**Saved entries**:
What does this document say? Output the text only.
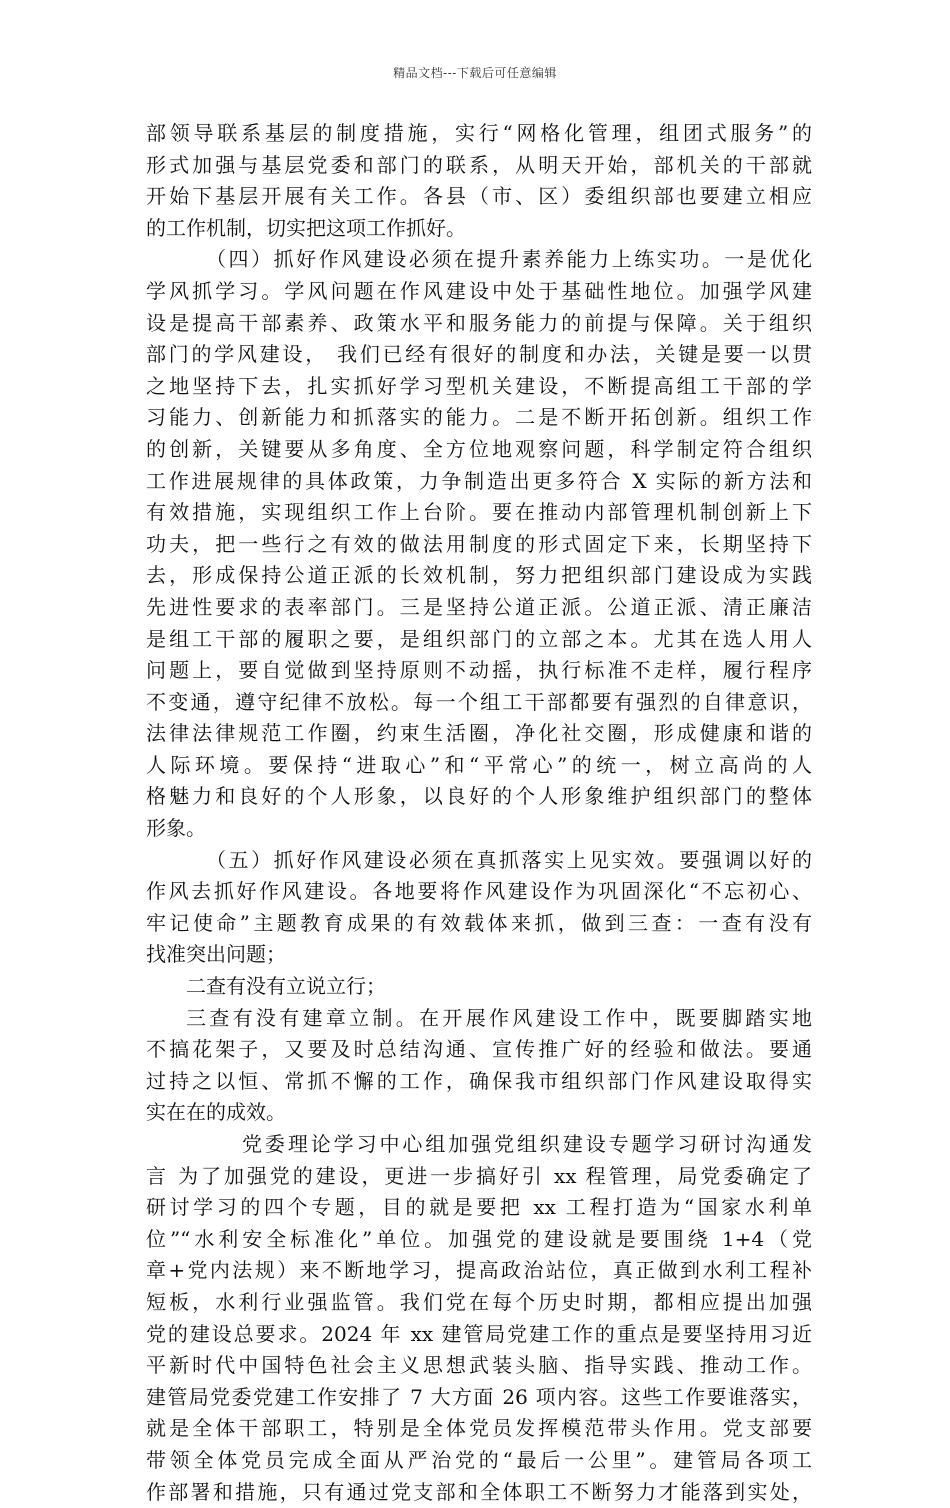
精品文档---下载后可任意编辑
部领导联系基层的制度措施，实行“网格化管理，组团式服务”的
形式加强与基层党委和部门的联系，从明天开始，部机关的干部就
开始下基层开展有关工作。各县（市、区）委组织部也要建立相应
的工作机制，切实把这项工作抓好。
（四）抓好作风建设必须在提升素养能力上练实功。一是优化
学风抓学习。学风问题在作风建设中处于基础性地位。加强学风建
设是提高干部素养、政策水平和服务能力的前提与保障。关于组织
部门的学风建设， 我们已经有很好的制度和办法，关键是要一以贯
之地坚持下去，扎实抓好学习型机关建设，不断提高组工干部的学
习能力、创新能力和抓落实的能力。二是不断开拓创新。组织工作
的创新，关键要从多角度、全方位地观察问题，科学制定符合组织
工作进展规律的具体政策，力争制造出更多符合 X 实际的新方法和
有效措施，实现组织工作上台阶。要在推动内部管理机制创新上下
功夫，把一些行之有效的做法用制度的形式固定下来，长期坚持下
去，形成保持公道正派的长效机制，努力把组织部门建设成为实践
先进性要求的表率部门。三是坚持公道正派。公道正派、清正廉洁
是组工干部的履职之要，是组织部门的立部之本。尤其在选人用人
问题上，要自觉做到坚持原则不动摇，执行标准不走样，履行程序
不变通，遵守纪律不放松。每一个组工干部都要有强烈的自律意识，
法律法律规范工作圈，约束生活圈，净化社交圈，形成健康和谐的
人际环境。要保持“进取心”和“平常心”的统一，树立高尚的人
格魅力和良好的个人形象，以良好的个人形象维护组织部门的整体
形象。
（五）抓好作风建设必须在真抓落实上见实效。要强调以好的
作风去抓好作风建设。各地要将作风建设作为巩固深化“不忘初心、
牢记使命”主题教育成果的有效载体来抓，做到三查：一查有没有
找准突出问题；
二查有没有立说立行；
三查有没有建章立制。在开展作风建设工作中，既要脚踏实地
不搞花架子，又要及时总结沟通、宣传推广好的经验和做法。要通
过持之以恒、常抓不懈的工作，确保我市组织部门作风建设取得实
实在在的成效。
党委理论学习中心组加强党组织建设专题学习研讨沟通发
言 为了加强党的建设，更进一步搞好引 xx 程管理，局党委确定了
研讨学习的四个专题，目的就是要把 xx 工程打造为“国家水利单
位”“水利安全标准化”单位。加强党的建设就是要围绕 1+4（党
章+党内法规）来不断地学习，提高政治站位，真正做到水利工程补
短板，水利行业强监管。我们党在每个历史时期，都相应提出加强
党的建设总要求。2024 年 xx 建管局党建工作的重点是要坚持用习近
平新时代中国特色社会主义思想武装头脑、指导实践、推动工作。
建管局党委党建工作安排了 7 大方面 26 项内容。这些工作要谁落实，
就是全体干部职工，特别是全体党员发挥模范带头作用。党支部要
带领全体党员完成全面从严治党的“最后一公里”。建管局各项工
作部署和措施，只有通过党支部和全体职工不断努力才能落到实处，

**Instruction**: Please write out all the data again word for word, but not the pictures.

**Task response**:
What does this document say? Output the text only.
精品文档---下载后可任意编辑
部领导联系基层的制度措施，实行“网格化管理，组团式服务”的
形式加强与基层党委和部门的联系，从明天开始，部机关的干部就
开始下基层开展有关工作。各县（市、区）委组织部也要建立相应
的工作机制，切实把这项工作抓好。
（四）抓好作风建设必须在提升素养能力上练实功。一是优化
学风抓学习。学风问题在作风建设中处于基础性地位。加强学风建
设是提高干部素养、政策水平和服务能力的前提与保障。关于组织
部门的学风建设， 我们已经有很好的制度和办法，关键是要一以贯
之地坚持下去，扎实抓好学习型机关建设，不断提高组工干部的学
习能力、创新能力和抓落实的能力。二是不断开拓创新。组织工作
的创新，关键要从多角度、全方位地观察问题，科学制定符合组织
工作进展规律的具体政策，力争制造出更多符合 X 实际的新方法和
有效措施，实现组织工作上台阶。要在推动内部管理机制创新上下
功夫，把一些行之有效的做法用制度的形式固定下来，长期坚持下
去，形成保持公道正派的长效机制，努力把组织部门建设成为实践
先进性要求的表率部门。三是坚持公道正派。公道正派、清正廉洁
是组工干部的履职之要，是组织部门的立部之本。尤其在选人用人
问题上，要自觉做到坚持原则不动摇，执行标准不走样，履行程序
不变通，遵守纪律不放松。每一个组工干部都要有强烈的自律意识，
法律法律规范工作圈，约束生活圈，净化社交圈，形成健康和谐的
人际环境。要保持“进取心”和“平常心”的统一，树立高尚的人
格魅力和良好的个人形象，以良好的个人形象维护组织部门的整体
形象。
（五）抓好作风建设必须在真抓落实上见实效。要强调以好的
作风去抓好作风建设。各地要将作风建设作为巩固深化“不忘初心、
牢记使命”主题教育成果的有效载体来抓，做到三查：一查有没有
找准突出问题；
二查有没有立说立行；
三查有没有建章立制。在开展作风建设工作中，既要脚踏实地
不搞花架子，又要及时总结沟通、宣传推广好的经验和做法。要通
过持之以恒、常抓不懈的工作，确保我市组织部门作风建设取得实
实在在的成效。
党委理论学习中心组加强党组织建设专题学习研讨沟通发
言 为了加强党的建设，更进一步搞好引 xx 程管理，局党委确定了
研讨学习的四个专题，目的就是要把 xx 工程打造为“国家水利单
位”“水利安全标准化”单位。加强党的建设就是要围绕 1+4（党
章+党内法规）来不断地学习，提高政治站位，真正做到水利工程补
短板，水利行业强监管。我们党在每个历史时期，都相应提出加强
党的建设总要求。2024 年 xx 建管局党建工作的重点是要坚持用习近
平新时代中国特色社会主义思想武装头脑、指导实践、推动工作。
建管局党委党建工作安排了 7 大方面 26 项内容。这些工作要谁落实，
就是全体干部职工，特别是全体党员发挥模范带头作用。党支部要
带领全体党员完成全面从严治党的“最后一公里”。建管局各项工
作部署和措施，只有通过党支部和全体职工不断努力才能落到实处，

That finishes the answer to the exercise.